Collected data
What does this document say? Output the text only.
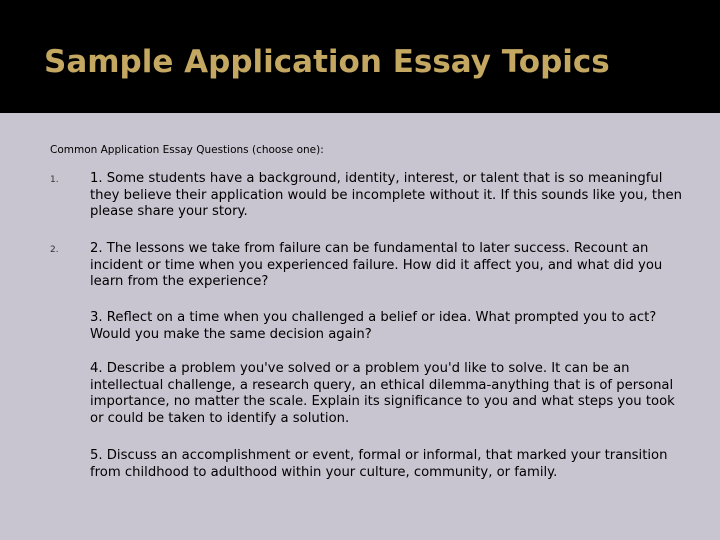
Sample Application Essay Topics

Common Application Essay Questions (choose one):

1. 1. Some students have a background, identity, interest, or talent that is so meaningful they believe their application would be incomplete without it. If this sounds like you, then please share your story.

2. 2. The lessons we take from failure can be fundamental to later success. Recount an incident or time when you experienced failure. How did it affect you, and what did you learn from the experience?

3. Reflect on a time when you challenged a belief or idea. What prompted you to act? Would you make the same decision again?

4. Describe a problem you've solved or a problem you'd like to solve. It can be an intellectual challenge, a research query, an ethical dilemma-anything that is of personal importance, no matter the scale. Explain its significance to you and what steps you took or could be taken to identify a solution.

5. Discuss an accomplishment or event, formal or informal, that marked your transition from childhood to adulthood within your culture, community, or family.
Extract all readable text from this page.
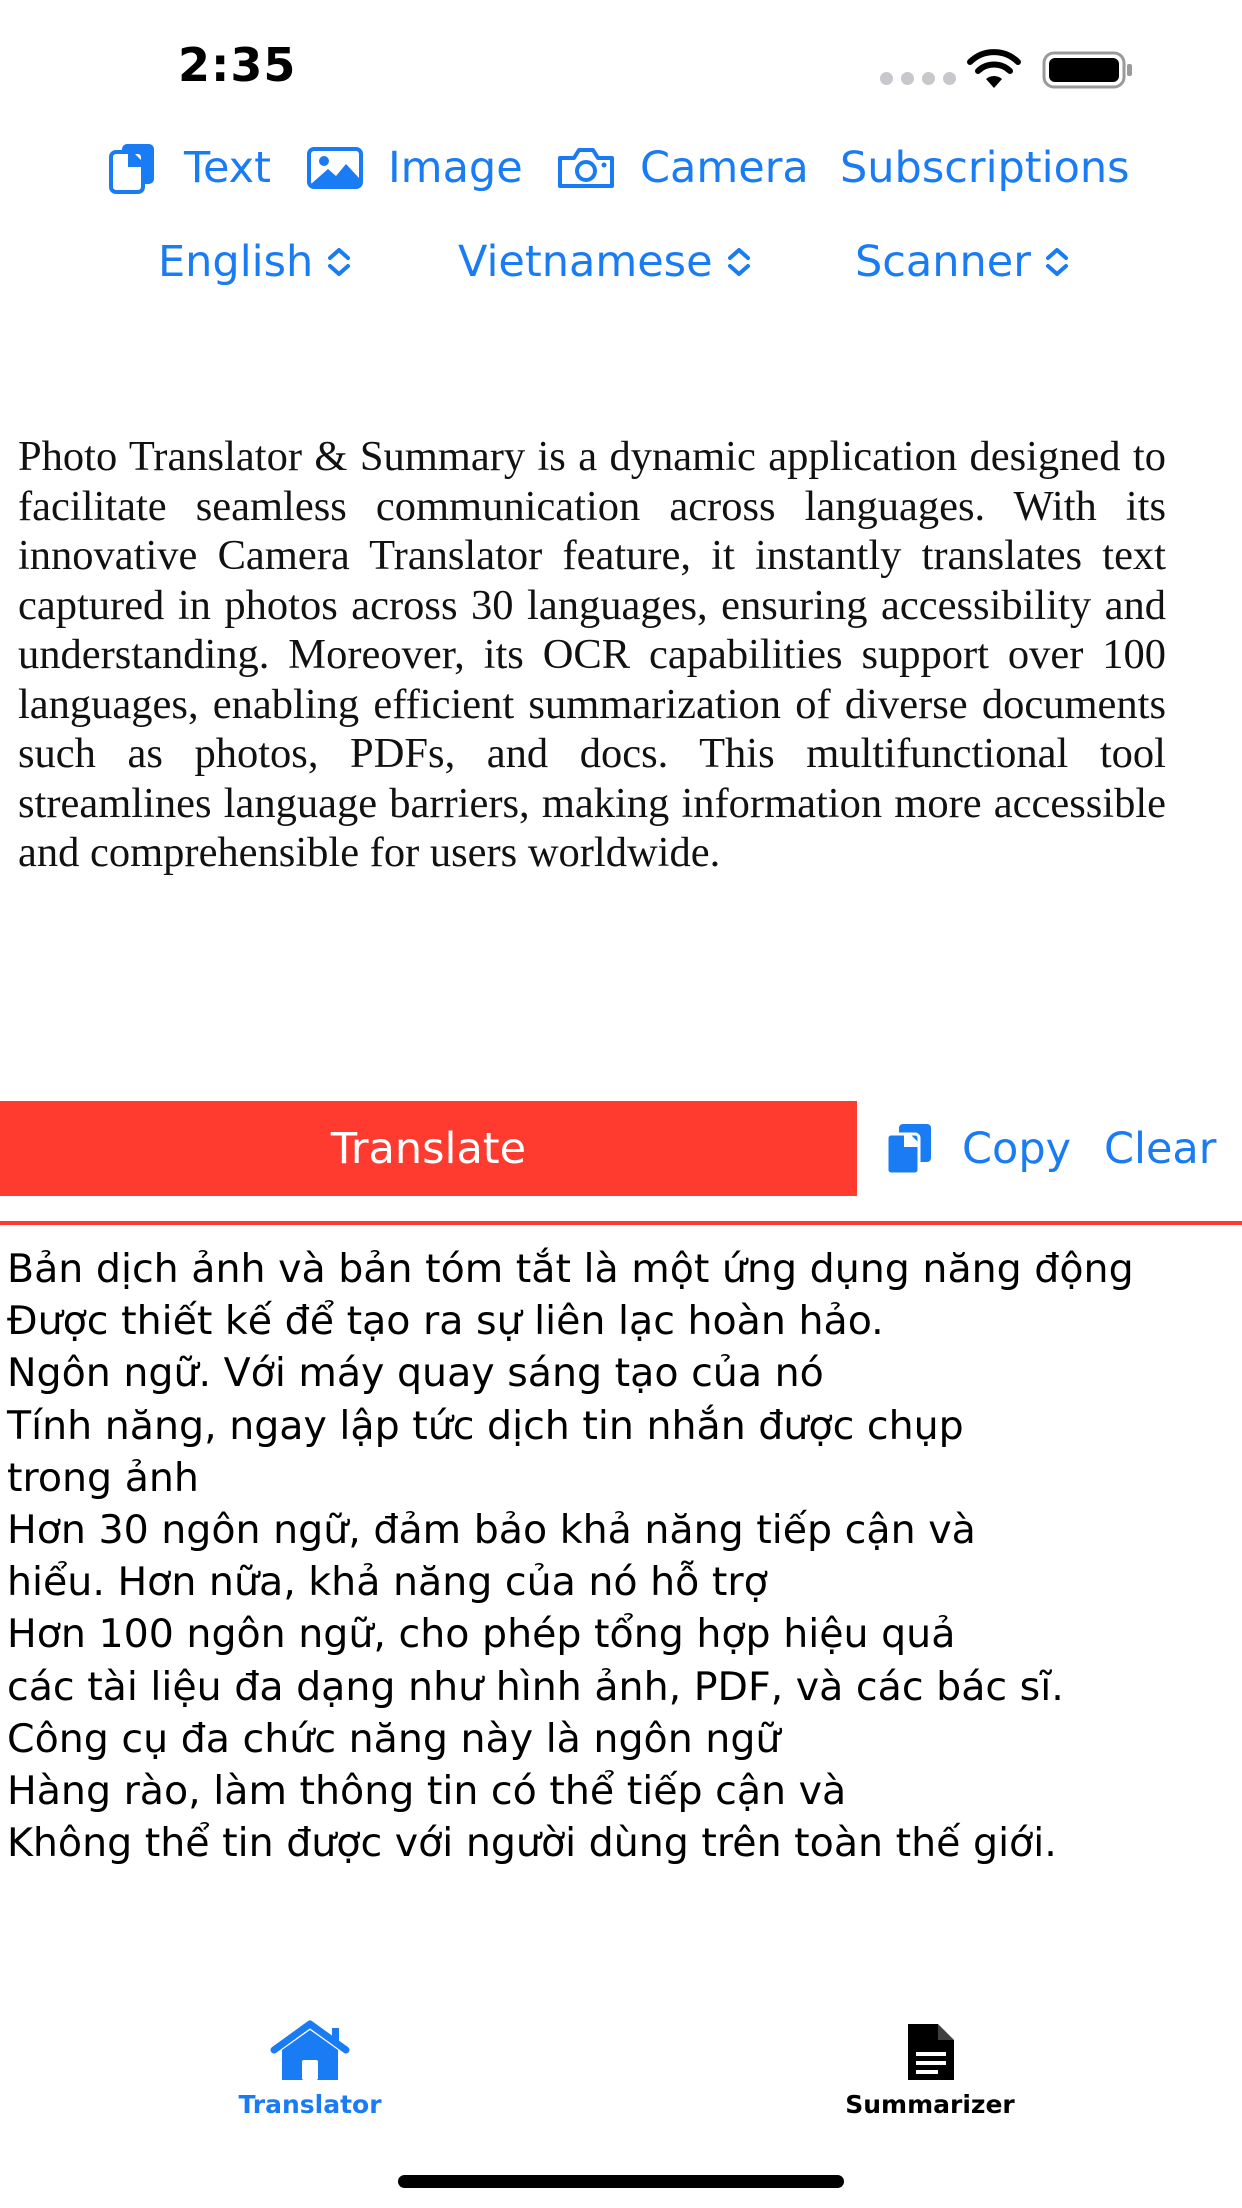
2:35
Text	Image	Camera Subscriptions
English	Vietnamese	Scanner
Photo Translator & Summary is a dynamic application designed to facilitate seamless communication across languages. With its innovative Camera Translator feature, it instantly translates text captured in photos across 30 languages, ensuring accessibility and understanding. Moreover, its OCR capabilities support over 100 languages, enabling efficient summarization of diverse documents such as photos, PDFs, and docs. This multifunctional tool streamlines language barriers, making information more accessible and comprehensible for users worldwide.
Translate	Copy Clear
Bản dịch ảnh và bản tóm tắt là một ứng dụng năng động
Được thiết kế để tạo ra sự liên lạc hoàn hảo.
Ngôn ngữ. Với máy quay sáng tạo của nó
Tính năng, ngay lập tức dịch tin nhắn được chụp
trong ảnh
Hơn 30 ngôn ngữ, đảm bảo khả năng tiếp cận và
hiểu. Hơn nữa, khả năng của nó hỗ trợ
Hơn 100 ngôn ngữ, cho phép tổng hợp hiệu quả
các tài liệu đa dạng như hình ảnh, PDF, và các bác sĩ.
Công cụ đa chức năng này là ngôn ngữ
Hàng rào, làm thông tin có thể tiếp cận và
Không thể tin được với người dùng trên toàn thế giới.
Translator	Summarizer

Your instructions
Leave out the pictures and output the rest of the material exactly as written.

Output of the exercise
What does this document say? Output the text only.
Sample Application Essay Topics

Common Application Essay Questions (choose one):

1. 1. Some students have a background, identity, interest, or talent that is so meaningful they believe their application would be incomplete without it. If this sounds like you, then please share your story.

2. 2. The lessons we take from failure can be fundamental to later success. Recount an incident or time when you experienced failure. How did it affect you, and what did you learn from the experience?

3. Reflect on a time when you challenged a belief or idea. What prompted you to act? Would you make the same decision again?

4. Describe a problem you've solved or a problem you'd like to solve. It can be an intellectual challenge, a research query, an ethical dilemma-anything that is of personal importance, no matter the scale. Explain its significance to you and what steps you took or could be taken to identify a solution.

5. Discuss an accomplishment or event, formal or informal, that marked your transition from childhood to adulthood within your culture, community, or family.
Extract all readable text from this page.
2:35
Text	Image	Camera Subscriptions
English	Vietnamese	Scanner
Photo Translator & Summary is a dynamic application designed to facilitate seamless communication across languages. With its innovative Camera Translator feature, it instantly translates text captured in photos across 30 languages, ensuring accessibility and understanding. Moreover, its OCR capabilities support over 100 languages, enabling efficient summarization of diverse documents such as photos, PDFs, and docs. This multifunctional tool streamlines language barriers, making information more accessible and comprehensible for users worldwide.
Translate	Copy Clear
Bản dịch ảnh và bản tóm tắt là một ứng dụng năng động
Được thiết kế để tạo ra sự liên lạc hoàn hảo.
Ngôn ngữ. Với máy quay sáng tạo của nó
Tính năng, ngay lập tức dịch tin nhắn được chụp
trong ảnh
Hơn 30 ngôn ngữ, đảm bảo khả năng tiếp cận và
hiểu. Hơn nữa, khả năng của nó hỗ trợ
Hơn 100 ngôn ngữ, cho phép tổng hợp hiệu quả
các tài liệu đa dạng như hình ảnh, PDF, và các bác sĩ.
Công cụ đa chức năng này là ngôn ngữ
Hàng rào, làm thông tin có thể tiếp cận và
Không thể tin được với người dùng trên toàn thế giới.
Translator	Summarizer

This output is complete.